● THE REQUEST: Restate the records that follow word for word; no pictures should appear.

—————

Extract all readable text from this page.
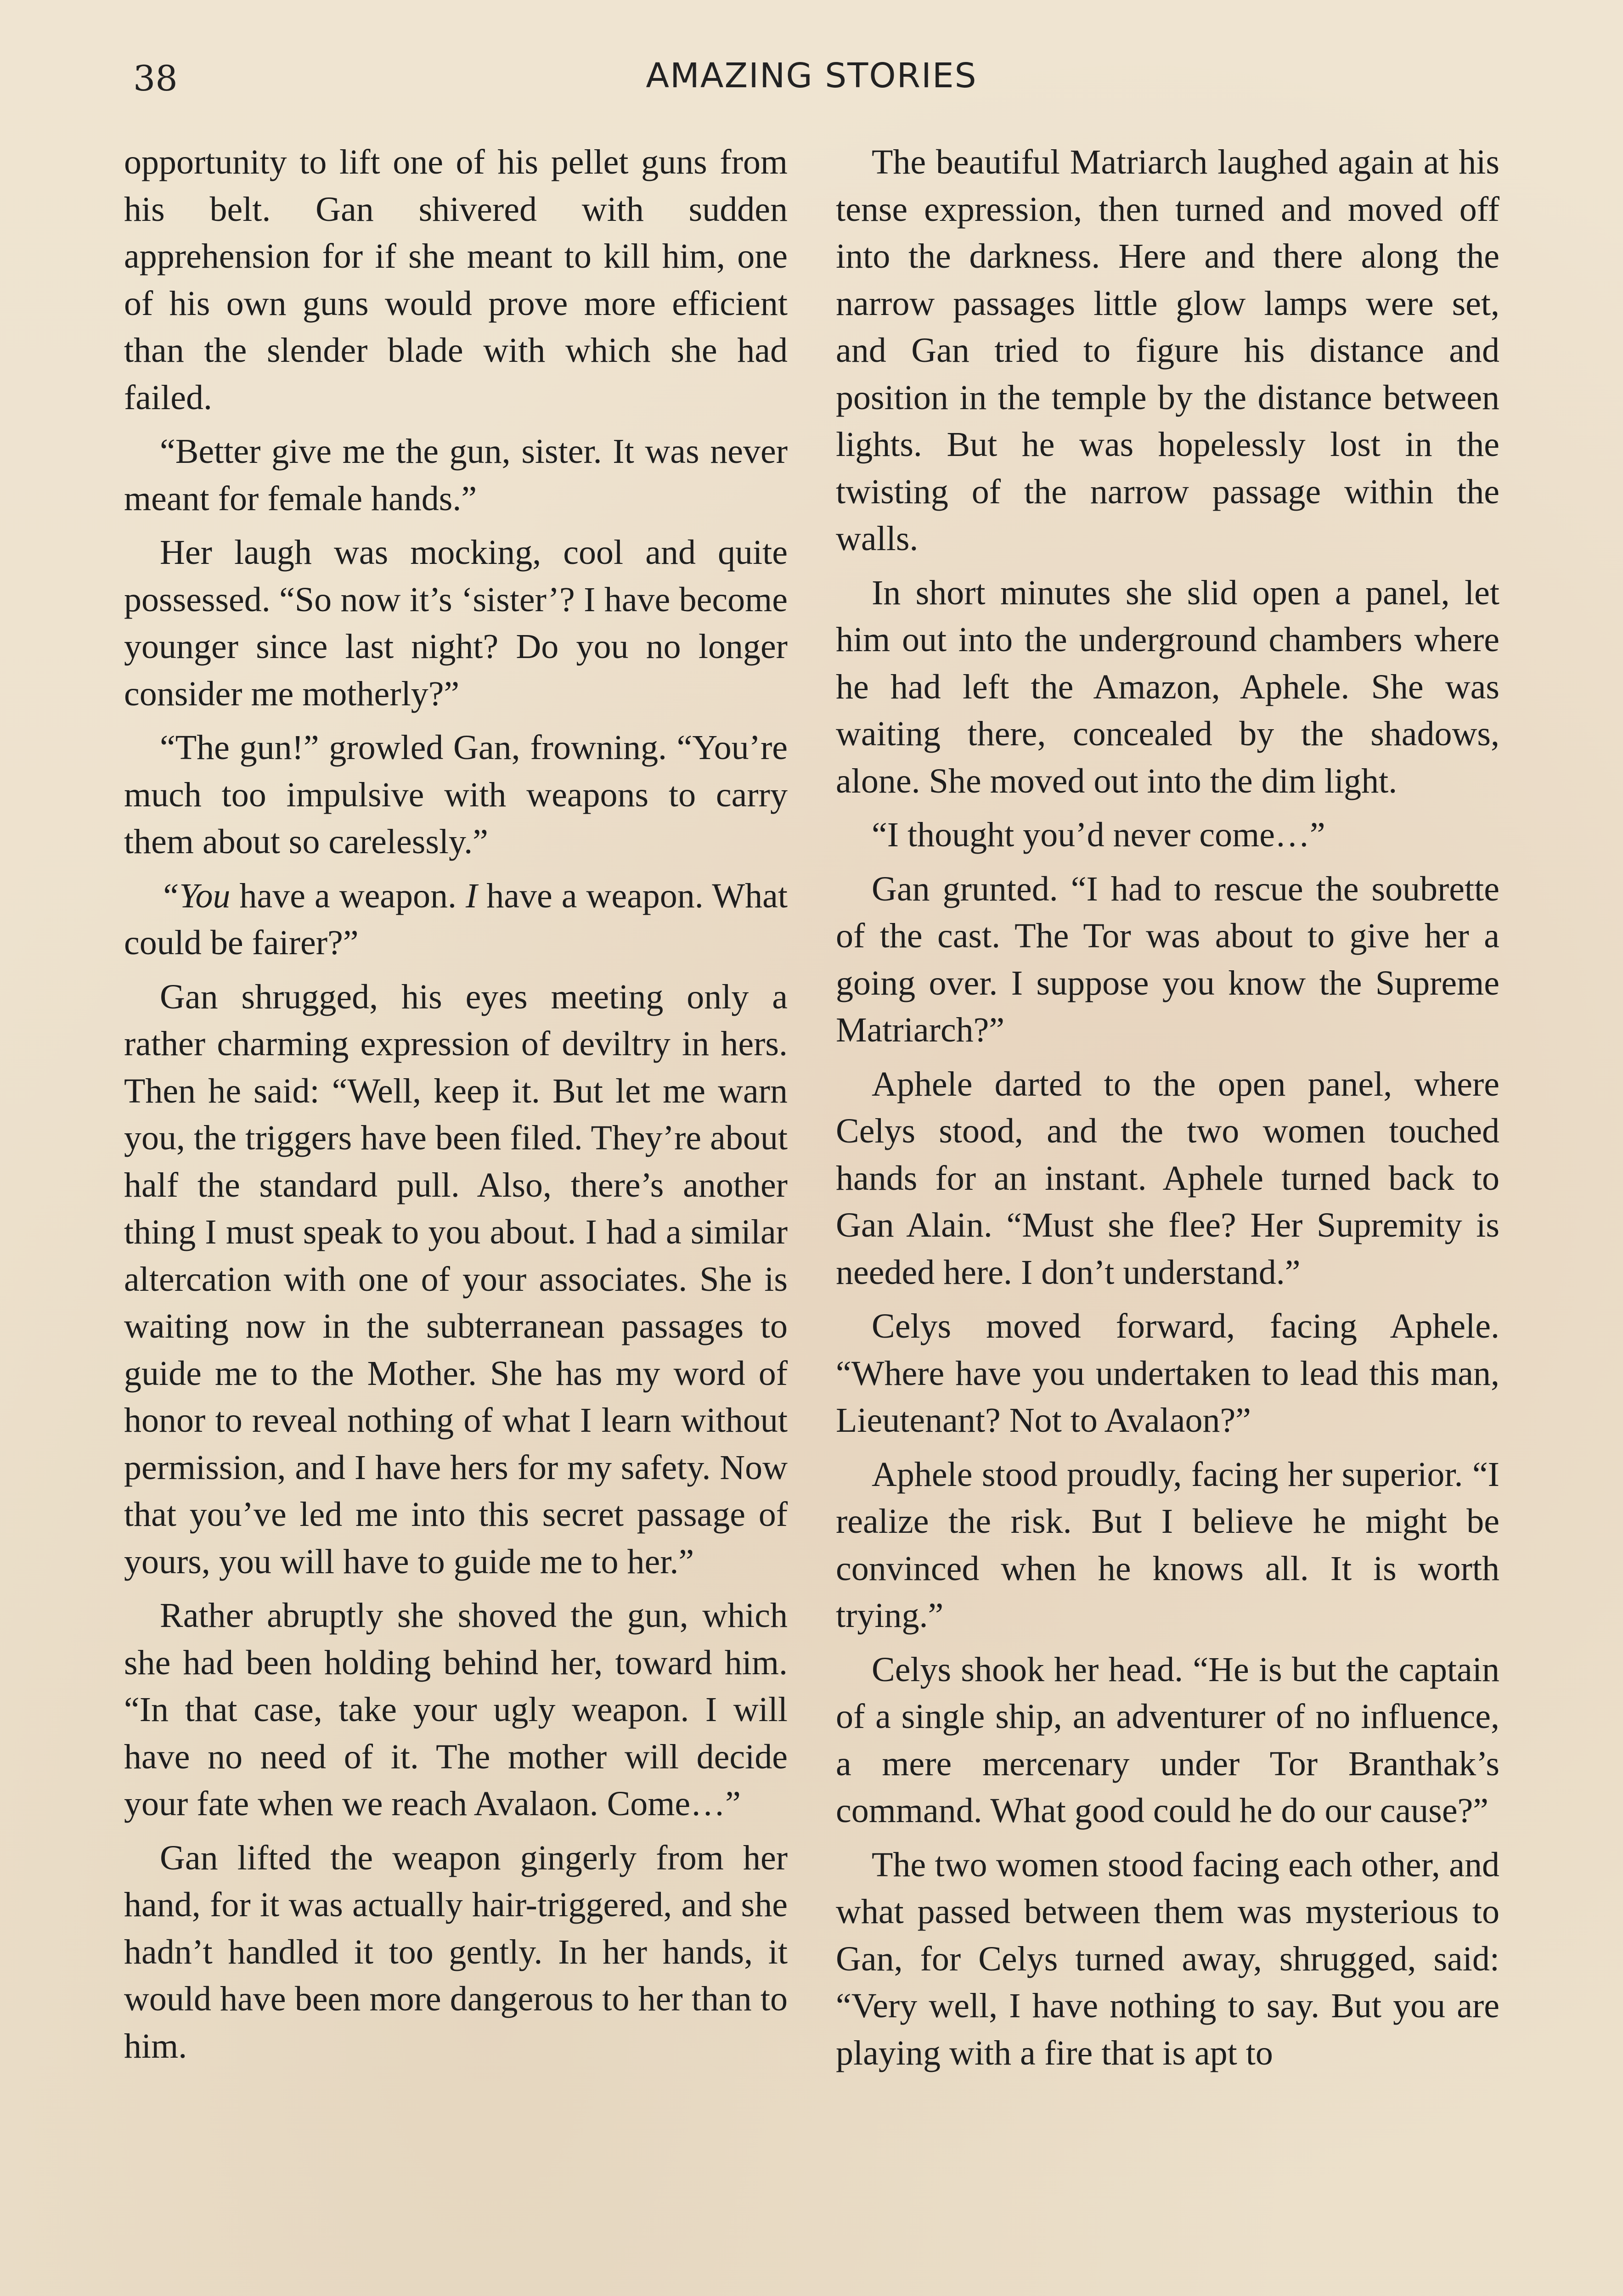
38	AMAZING STORIES

opportunity to lift one of his pellet guns from his belt. Gan shivered with sudden apprehension for if she meant to kill him, one of his own guns would prove more efficient than the slender blade with which she had failed.

“Better give me the gun, sister. It was never meant for female hands.”

Her laugh was mocking, cool and quite possessed. “So now it’s ‘sister’? I have become younger since last night? Do you no longer consider me motherly?”

“The gun!” growled Gan, frowning. “You’re much too impulsive with weapons to carry them about so carelessly.”

“You have a weapon. I have a weapon. What could be fairer?”

Gan shrugged, his eyes meeting only a rather charming expression of deviltry in hers. Then he said: “Well, keep it. But let me warn you, the triggers have been filed. They’re about half the standard pull. Also, there’s another thing I must speak to you about. I had a similar altercation with one of your associates. She is waiting now in the subterranean passages to guide me to the Mother. She has my word of honor to reveal nothing of what I learn without permission, and I have hers for my safety. Now that you’ve led me into this secret passage of yours, you will have to guide me to her.”

Rather abruptly she shoved the gun, which she had been holding behind her, toward him. “In that case, take your ugly weapon. I will have no need of it. The mother will decide your fate when we reach Avalaon. Come…”

Gan lifted the weapon gingerly from her hand, for it was actually hair-triggered, and she hadn’t handled it too gently. In her hands, it would have been more dangerous to her than to him.

The beautiful Matriarch laughed again at his tense expression, then turned and moved off into the darkness. Here and there along the narrow passages little glow lamps were set, and Gan tried to figure his distance and position in the temple by the distance between lights. But he was hopelessly lost in the twisting of the narrow passage within the walls.

In short minutes she slid open a panel, let him out into the underground chambers where he had left the Amazon, Aphele. She was waiting there, concealed by the shadows, alone. She moved out into the dim light.

“I thought you’d never come…”

Gan grunted. “I had to rescue the soubrette of the cast. The Tor was about to give her a going over. I suppose you know the Supreme Matriarch?”

Aphele darted to the open panel, where Celys stood, and the two women touched hands for an instant. Aphele turned back to Gan Alain. “Must she flee? Her Supremity is needed here. I don’t understand.”

Celys moved forward, facing Aphele. “Where have you undertaken to lead this man, Lieutenant? Not to Avalaon?”

Aphele stood proudly, facing her superior. “I realize the risk. But I believe he might be convinced when he knows all. It is worth trying.”

Celys shook her head. “He is but the captain of a single ship, an adventurer of no influence, a mere mercenary under Tor Branthak’s command. What good could he do our cause?”

The two women stood facing each other, and what passed between them was mysterious to Gan, for Celys turned away, shrugged, said: “Very well, I have nothing to say. But you are playing with a fire that is apt to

—————

● OUTPUT FOR THIS EXERCISE:
Extract all readable text from this page.
38	AMAZING STORIES

opportunity to lift one of his pellet guns from his belt. Gan shivered with sudden apprehension for if she meant to kill him, one of his own guns would prove more efficient than the slender blade with which she had failed.

“Better give me the gun, sister. It was never meant for female hands.”

Her laugh was mocking, cool and quite possessed. “So now it’s ‘sister’? I have become younger since last night? Do you no longer consider me motherly?”

“The gun!” growled Gan, frowning. “You’re much too impulsive with weapons to carry them about so carelessly.”

“You have a weapon. I have a weapon. What could be fairer?”

Gan shrugged, his eyes meeting only a rather charming expression of deviltry in hers. Then he said: “Well, keep it. But let me warn you, the triggers have been filed. They’re about half the standard pull. Also, there’s another thing I must speak to you about. I had a similar altercation with one of your associates. She is waiting now in the subterranean passages to guide me to the Mother. She has my word of honor to reveal nothing of what I learn without permission, and I have hers for my safety. Now that you’ve led me into this secret passage of yours, you will have to guide me to her.”

Rather abruptly she shoved the gun, which she had been holding behind her, toward him. “In that case, take your ugly weapon. I will have no need of it. The mother will decide your fate when we reach Avalaon. Come…”

Gan lifted the weapon gingerly from her hand, for it was actually hair-triggered, and she hadn’t handled it too gently. In her hands, it would have been more dangerous to her than to him.

The beautiful Matriarch laughed again at his tense expression, then turned and moved off into the darkness. Here and there along the narrow passages little glow lamps were set, and Gan tried to figure his distance and position in the temple by the distance between lights. But he was hopelessly lost in the twisting of the narrow passage within the walls.

In short minutes she slid open a panel, let him out into the underground chambers where he had left the Amazon, Aphele. She was waiting there, concealed by the shadows, alone. She moved out into the dim light.

“I thought you’d never come…”

Gan grunted. “I had to rescue the soubrette of the cast. The Tor was about to give her a going over. I suppose you know the Supreme Matriarch?”

Aphele darted to the open panel, where Celys stood, and the two women touched hands for an instant. Aphele turned back to Gan Alain. “Must she flee? Her Supremity is needed here. I don’t understand.”

Celys moved forward, facing Aphele. “Where have you undertaken to lead this man, Lieutenant? Not to Avalaon?”

Aphele stood proudly, facing her superior. “I realize the risk. But I believe he might be convinced when he knows all. It is worth trying.”

Celys shook her head. “He is but the captain of a single ship, an adventurer of no influence, a mere mercenary under Tor Branthak’s command. What good could he do our cause?”

The two women stood facing each other, and what passed between them was mysterious to Gan, for Celys turned away, shrugged, said: “Very well, I have nothing to say. But you are playing with a fire that is apt to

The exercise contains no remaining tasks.